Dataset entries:
________________

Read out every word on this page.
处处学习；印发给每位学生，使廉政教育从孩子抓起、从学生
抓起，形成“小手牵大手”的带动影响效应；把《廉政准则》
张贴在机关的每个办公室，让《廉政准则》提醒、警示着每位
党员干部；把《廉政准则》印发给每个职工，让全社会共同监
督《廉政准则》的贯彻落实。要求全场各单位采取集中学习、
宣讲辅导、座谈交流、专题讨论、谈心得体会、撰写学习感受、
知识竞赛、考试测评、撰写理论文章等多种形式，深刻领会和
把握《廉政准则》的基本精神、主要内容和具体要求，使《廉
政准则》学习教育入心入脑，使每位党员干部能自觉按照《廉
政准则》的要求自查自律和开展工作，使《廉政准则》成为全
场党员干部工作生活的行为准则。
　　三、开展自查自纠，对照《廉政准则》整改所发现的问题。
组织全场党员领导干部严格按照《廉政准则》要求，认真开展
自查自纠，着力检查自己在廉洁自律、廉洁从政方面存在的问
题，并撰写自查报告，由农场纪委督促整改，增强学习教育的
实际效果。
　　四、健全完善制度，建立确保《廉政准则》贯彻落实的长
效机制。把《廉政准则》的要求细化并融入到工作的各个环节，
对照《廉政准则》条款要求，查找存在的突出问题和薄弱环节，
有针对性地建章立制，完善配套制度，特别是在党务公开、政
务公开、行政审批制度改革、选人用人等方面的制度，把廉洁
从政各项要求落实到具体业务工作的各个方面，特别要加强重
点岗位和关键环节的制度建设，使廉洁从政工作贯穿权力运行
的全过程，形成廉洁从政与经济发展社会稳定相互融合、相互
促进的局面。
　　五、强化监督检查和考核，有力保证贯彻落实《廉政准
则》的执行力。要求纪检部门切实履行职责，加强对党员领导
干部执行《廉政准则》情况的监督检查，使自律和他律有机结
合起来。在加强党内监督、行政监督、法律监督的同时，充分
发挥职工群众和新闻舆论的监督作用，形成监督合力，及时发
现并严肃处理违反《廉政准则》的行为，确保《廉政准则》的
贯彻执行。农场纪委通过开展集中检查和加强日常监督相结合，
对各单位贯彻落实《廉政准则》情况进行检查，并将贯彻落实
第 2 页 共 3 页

________________

### [TASK DESCRIPTION]
Write the listing out again, exactly as it reads.

### [SOLUTION TO THIS TASK]
Read out every word on this page.
处处学习；印发给每位学生，使廉政教育从孩子抓起、从学生
抓起，形成“小手牵大手”的带动影响效应；把《廉政准则》
张贴在机关的每个办公室，让《廉政准则》提醒、警示着每位
党员干部；把《廉政准则》印发给每个职工，让全社会共同监
督《廉政准则》的贯彻落实。要求全场各单位采取集中学习、
宣讲辅导、座谈交流、专题讨论、谈心得体会、撰写学习感受、
知识竞赛、考试测评、撰写理论文章等多种形式，深刻领会和
把握《廉政准则》的基本精神、主要内容和具体要求，使《廉
政准则》学习教育入心入脑，使每位党员干部能自觉按照《廉
政准则》的要求自查自律和开展工作，使《廉政准则》成为全
场党员干部工作生活的行为准则。
　　三、开展自查自纠，对照《廉政准则》整改所发现的问题。
组织全场党员领导干部严格按照《廉政准则》要求，认真开展
自查自纠，着力检查自己在廉洁自律、廉洁从政方面存在的问
题，并撰写自查报告，由农场纪委督促整改，增强学习教育的
实际效果。
　　四、健全完善制度，建立确保《廉政准则》贯彻落实的长
效机制。把《廉政准则》的要求细化并融入到工作的各个环节，
对照《廉政准则》条款要求，查找存在的突出问题和薄弱环节，
有针对性地建章立制，完善配套制度，特别是在党务公开、政
务公开、行政审批制度改革、选人用人等方面的制度，把廉洁
从政各项要求落实到具体业务工作的各个方面，特别要加强重
点岗位和关键环节的制度建设，使廉洁从政工作贯穿权力运行
的全过程，形成廉洁从政与经济发展社会稳定相互融合、相互
促进的局面。
　　五、强化监督检查和考核，有力保证贯彻落实《廉政准
则》的执行力。要求纪检部门切实履行职责，加强对党员领导
干部执行《廉政准则》情况的监督检查，使自律和他律有机结
合起来。在加强党内监督、行政监督、法律监督的同时，充分
发挥职工群众和新闻舆论的监督作用，形成监督合力，及时发
现并严肃处理违反《廉政准则》的行为，确保《廉政准则》的
贯彻执行。农场纪委通过开展集中检查和加强日常监督相结合，
对各单位贯彻落实《廉政准则》情况进行检查，并将贯彻落实
第 2 页 共 3 页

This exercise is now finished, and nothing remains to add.